+++ Document excerpt +++

Walker Does Asia
What unusual features on Korea, China and Iraq did the world’s mainstream press miss?
June 18, 2002
It looks as though World Cup visitors to Seoul will have to do without free nibbles of a local delicacy.
In the face of foreign government and football association pressure to ban dog meat sales during the World Cup matches, 150 restaurant owners defiantly proclaimed that they would give free samples of the local delicacy to any foreigner who requested one.
The government has clamped down on the gesture though, so foreign football fans will have to forgo their dog & chips while ticket agencies struggle to offload the more than 400,000 unsold tickets.
Following in the footsteps of 15th-century Chinese Admiral Cheng Ho, two Chinese warships left Qindao on May 15 to begin China’s first circumnavigation of the globe.
Missile destroyer Qindao and support vessel Taicang have an extensive itinerary, with Singapore, Egypt, Turkey, Ukraine, Greece, Portugal, Brazil, Ecuador and Peru scheduled for visits so far. The two vessels are Chinese-made, a point of some pride to Commander of the North China Navy Ding Yiping.
Doubtless Yiping will be thinking of his illustrious predecessor, who made seven voyages into the Indian Ocean between 1405-33, eventually reaching the East African coast and Red Sea.

+++

Actions to take -
A. List the countries named in the question that appears beneath the title of the article above.
B. According to the article, from which port did the two Chinese warships depart, and on what date?

+++ Extracted data +++

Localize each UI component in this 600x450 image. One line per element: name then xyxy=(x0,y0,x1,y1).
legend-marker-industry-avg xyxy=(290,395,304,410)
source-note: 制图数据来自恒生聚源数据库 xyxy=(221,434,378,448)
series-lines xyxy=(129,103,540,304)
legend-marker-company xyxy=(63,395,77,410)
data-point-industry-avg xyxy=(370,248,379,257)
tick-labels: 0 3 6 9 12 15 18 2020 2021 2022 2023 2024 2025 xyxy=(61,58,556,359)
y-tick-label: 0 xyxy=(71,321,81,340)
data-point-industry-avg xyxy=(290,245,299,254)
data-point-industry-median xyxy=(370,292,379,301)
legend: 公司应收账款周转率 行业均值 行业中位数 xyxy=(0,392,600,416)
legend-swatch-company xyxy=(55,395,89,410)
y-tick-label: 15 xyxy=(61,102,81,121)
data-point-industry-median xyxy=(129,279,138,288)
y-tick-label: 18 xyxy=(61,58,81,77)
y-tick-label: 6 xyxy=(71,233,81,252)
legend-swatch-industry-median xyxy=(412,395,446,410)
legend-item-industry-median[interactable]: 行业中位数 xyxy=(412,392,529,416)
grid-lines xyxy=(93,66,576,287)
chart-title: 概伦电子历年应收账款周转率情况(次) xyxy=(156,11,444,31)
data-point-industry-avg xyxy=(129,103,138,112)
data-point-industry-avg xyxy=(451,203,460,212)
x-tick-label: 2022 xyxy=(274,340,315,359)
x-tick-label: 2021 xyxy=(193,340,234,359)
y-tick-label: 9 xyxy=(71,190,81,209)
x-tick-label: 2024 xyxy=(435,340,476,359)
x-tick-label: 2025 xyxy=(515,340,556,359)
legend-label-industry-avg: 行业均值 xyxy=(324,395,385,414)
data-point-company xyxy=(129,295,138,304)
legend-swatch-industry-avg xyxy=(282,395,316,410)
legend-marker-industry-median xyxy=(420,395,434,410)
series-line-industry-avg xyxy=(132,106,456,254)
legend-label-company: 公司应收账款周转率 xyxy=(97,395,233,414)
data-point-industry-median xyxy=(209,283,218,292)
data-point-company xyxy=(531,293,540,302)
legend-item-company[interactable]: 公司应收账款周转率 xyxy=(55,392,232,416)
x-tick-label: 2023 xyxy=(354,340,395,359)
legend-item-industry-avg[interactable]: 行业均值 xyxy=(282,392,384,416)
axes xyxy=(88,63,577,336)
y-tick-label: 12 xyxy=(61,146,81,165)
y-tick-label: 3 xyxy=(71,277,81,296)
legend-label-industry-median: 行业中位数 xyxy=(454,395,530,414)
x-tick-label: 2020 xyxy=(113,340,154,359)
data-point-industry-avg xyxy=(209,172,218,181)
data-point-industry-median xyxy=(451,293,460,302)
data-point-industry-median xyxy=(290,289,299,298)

+++
+++ Extracted data +++

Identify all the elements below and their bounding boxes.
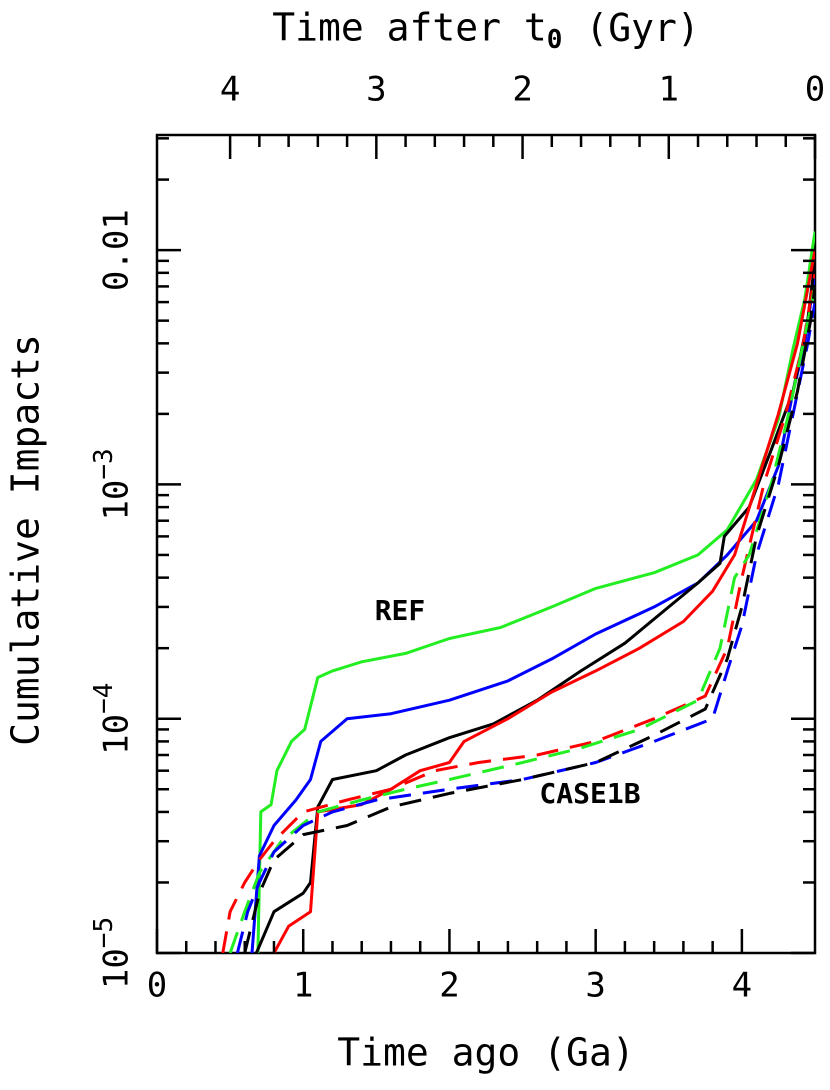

+++
+++ Extracted data +++

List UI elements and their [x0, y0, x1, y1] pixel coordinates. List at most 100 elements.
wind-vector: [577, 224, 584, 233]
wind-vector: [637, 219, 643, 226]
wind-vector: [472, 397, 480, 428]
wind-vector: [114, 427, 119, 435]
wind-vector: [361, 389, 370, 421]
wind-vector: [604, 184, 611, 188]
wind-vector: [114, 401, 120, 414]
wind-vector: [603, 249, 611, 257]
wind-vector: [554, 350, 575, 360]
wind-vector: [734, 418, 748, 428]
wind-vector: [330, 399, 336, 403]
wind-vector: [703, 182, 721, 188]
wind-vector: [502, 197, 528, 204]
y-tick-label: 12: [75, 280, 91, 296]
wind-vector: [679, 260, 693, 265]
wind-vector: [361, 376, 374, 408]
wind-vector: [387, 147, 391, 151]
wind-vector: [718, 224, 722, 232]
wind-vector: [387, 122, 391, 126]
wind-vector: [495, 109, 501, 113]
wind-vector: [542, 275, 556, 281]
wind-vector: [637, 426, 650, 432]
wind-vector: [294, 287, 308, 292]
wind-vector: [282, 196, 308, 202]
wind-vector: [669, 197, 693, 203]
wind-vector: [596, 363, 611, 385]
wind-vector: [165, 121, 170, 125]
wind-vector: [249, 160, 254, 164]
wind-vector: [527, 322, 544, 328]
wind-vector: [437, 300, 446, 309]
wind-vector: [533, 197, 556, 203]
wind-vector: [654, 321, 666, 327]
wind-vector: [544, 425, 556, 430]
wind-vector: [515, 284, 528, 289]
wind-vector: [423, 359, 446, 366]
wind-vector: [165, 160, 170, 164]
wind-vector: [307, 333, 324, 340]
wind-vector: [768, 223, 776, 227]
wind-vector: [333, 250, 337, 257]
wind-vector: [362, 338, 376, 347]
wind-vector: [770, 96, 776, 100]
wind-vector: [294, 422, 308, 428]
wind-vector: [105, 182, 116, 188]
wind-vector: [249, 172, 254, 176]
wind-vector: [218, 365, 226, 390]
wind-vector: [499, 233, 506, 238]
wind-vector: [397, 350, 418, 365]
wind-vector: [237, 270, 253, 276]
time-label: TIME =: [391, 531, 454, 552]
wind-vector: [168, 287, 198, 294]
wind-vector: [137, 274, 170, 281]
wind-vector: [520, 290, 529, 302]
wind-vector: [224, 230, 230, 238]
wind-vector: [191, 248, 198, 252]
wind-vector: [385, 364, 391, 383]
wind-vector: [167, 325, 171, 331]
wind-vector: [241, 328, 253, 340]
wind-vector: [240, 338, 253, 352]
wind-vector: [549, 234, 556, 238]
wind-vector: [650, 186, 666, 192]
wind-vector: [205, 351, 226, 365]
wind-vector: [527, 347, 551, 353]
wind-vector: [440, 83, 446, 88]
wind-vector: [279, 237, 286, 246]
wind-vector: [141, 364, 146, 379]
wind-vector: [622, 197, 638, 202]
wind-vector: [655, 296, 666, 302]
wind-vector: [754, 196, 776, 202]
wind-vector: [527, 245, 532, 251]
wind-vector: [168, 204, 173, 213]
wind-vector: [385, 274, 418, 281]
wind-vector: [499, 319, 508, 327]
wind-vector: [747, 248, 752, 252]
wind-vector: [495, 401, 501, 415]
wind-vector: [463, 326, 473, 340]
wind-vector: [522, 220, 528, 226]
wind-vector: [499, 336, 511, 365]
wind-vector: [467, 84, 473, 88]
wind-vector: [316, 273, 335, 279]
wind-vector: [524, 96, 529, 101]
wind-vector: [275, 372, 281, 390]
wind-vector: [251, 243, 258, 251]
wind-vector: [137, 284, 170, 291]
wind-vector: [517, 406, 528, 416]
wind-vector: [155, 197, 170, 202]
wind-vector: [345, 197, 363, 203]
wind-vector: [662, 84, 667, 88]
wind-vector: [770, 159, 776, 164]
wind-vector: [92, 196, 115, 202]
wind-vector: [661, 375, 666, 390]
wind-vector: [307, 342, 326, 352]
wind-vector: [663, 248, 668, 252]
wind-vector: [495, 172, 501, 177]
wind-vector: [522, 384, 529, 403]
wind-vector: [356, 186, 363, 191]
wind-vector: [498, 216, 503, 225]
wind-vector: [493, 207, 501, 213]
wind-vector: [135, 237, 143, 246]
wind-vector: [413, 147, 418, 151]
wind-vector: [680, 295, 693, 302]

+++

Answers for this exercise -
A. Korea, China, Iraq

B. They departed from Qindao on May 15.